[START Dataset content]
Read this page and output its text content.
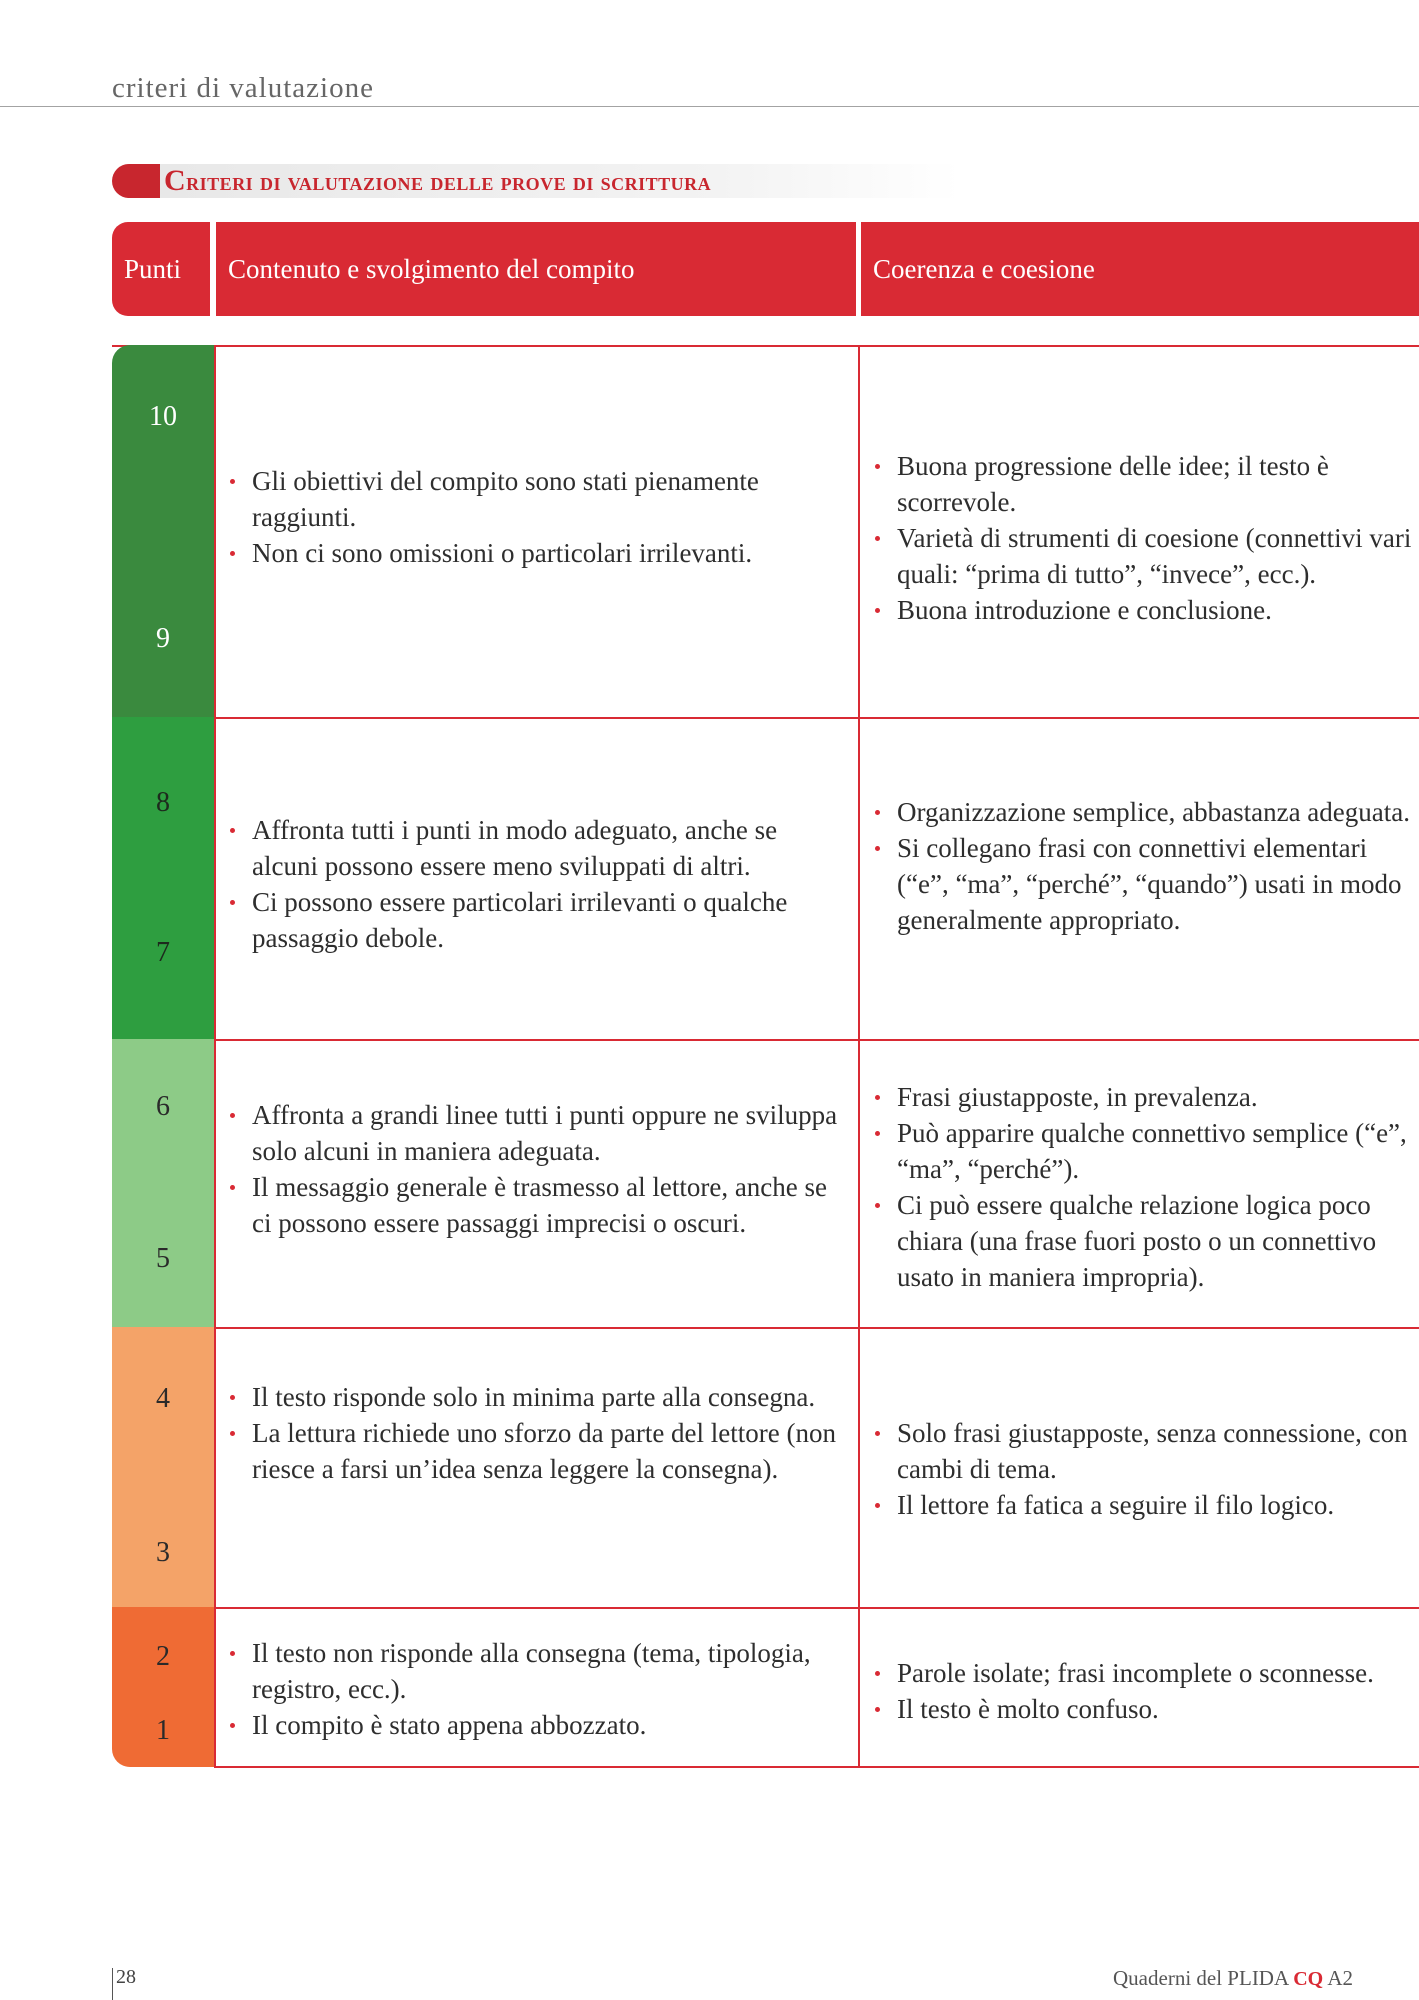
criteri di valutazione
Criteri di valutazione delle prove di scrittura
Punti Contenuto e svolgimento del compito	Coerenza e coesione
10
9
8
7
6
5
4
3
2
1
Gli obiettivi del compito sono stati pienamente raggiunti.
Non ci sono omissioni o particolari irrilevanti.
Buona progressione delle idee; il testo è scorrevole.
Varietà di strumenti di coesione (connettivi vari quali: “prima di tutto”, “invece”, ecc.).
Buona introduzione e conclusione.
Affronta tutti i punti in modo adeguato, anche se alcuni possono essere meno sviluppati di altri.
Ci possono essere particolari irrilevanti o qualche passaggio debole.
Organizzazione semplice, abbastanza adeguata.
Si collegano frasi con connettivi elementari (“e”, “ma”, “perché”, “quando”) usati in modo generalmente appropriato.
Affronta a grandi linee tutti i punti oppure ne sviluppa solo alcuni in maniera adeguata.
Il messaggio generale è trasmesso al lettore, anche se ci possono essere passaggi imprecisi o oscuri.
Frasi giustapposte, in prevalenza.
Può apparire qualche connettivo semplice (“e”, “ma”, “perché”).
Ci può essere qualche relazione logica poco chiara (una frase fuori posto o un connettivo usato in maniera impropria).
Il testo risponde solo in minima parte alla consegna.
La lettura richiede uno sforzo da parte del lettore (non riesce a farsi un’idea senza leggere la consegna).
Solo frasi giustapposte, senza connessione, con cambi di tema.
Il lettore fa fatica a seguire il filo logico.
Il testo non risponde alla consegna (tema, tipologia, registro, ecc.).
Il compito è stato appena abbozzato.
Parole isolate; frasi incomplete o sconnesse.
Il testo è molto confuso.
28	Quaderni del PLIDA CQ A2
[END Dataset content]
**Brief:** Every line should be retyped exactly, with the pictures omitted.

**Task answer:**
Read this page and output its text content.
criteri di valutazione
Criteri di valutazione delle prove di scrittura
Punti Contenuto e svolgimento del compito	Coerenza e coesione
10
9
8
7
6
5
4
3
2
1
Gli obiettivi del compito sono stati pienamente raggiunti.
Non ci sono omissioni o particolari irrilevanti.
Buona progressione delle idee; il testo è scorrevole.
Varietà di strumenti di coesione (connettivi vari quali: “prima di tutto”, “invece”, ecc.).
Buona introduzione e conclusione.
Affronta tutti i punti in modo adeguato, anche se alcuni possono essere meno sviluppati di altri.
Ci possono essere particolari irrilevanti o qualche passaggio debole.
Organizzazione semplice, abbastanza adeguata.
Si collegano frasi con connettivi elementari (“e”, “ma”, “perché”, “quando”) usati in modo generalmente appropriato.
Affronta a grandi linee tutti i punti oppure ne sviluppa solo alcuni in maniera adeguata.
Il messaggio generale è trasmesso al lettore, anche se ci possono essere passaggi imprecisi o oscuri.
Frasi giustapposte, in prevalenza.
Può apparire qualche connettivo semplice (“e”, “ma”, “perché”).
Ci può essere qualche relazione logica poco chiara (una frase fuori posto o un connettivo usato in maniera impropria).
Il testo risponde solo in minima parte alla consegna.
La lettura richiede uno sforzo da parte del lettore (non riesce a farsi un’idea senza leggere la consegna).
Solo frasi giustapposte, senza connessione, con cambi di tema.
Il lettore fa fatica a seguire il filo logico.
Il testo non risponde alla consegna (tema, tipologia, registro, ecc.).
Il compito è stato appena abbozzato.
Parole isolate; frasi incomplete o sconnesse.
Il testo è molto confuso.
28	Quaderni del PLIDA CQ A2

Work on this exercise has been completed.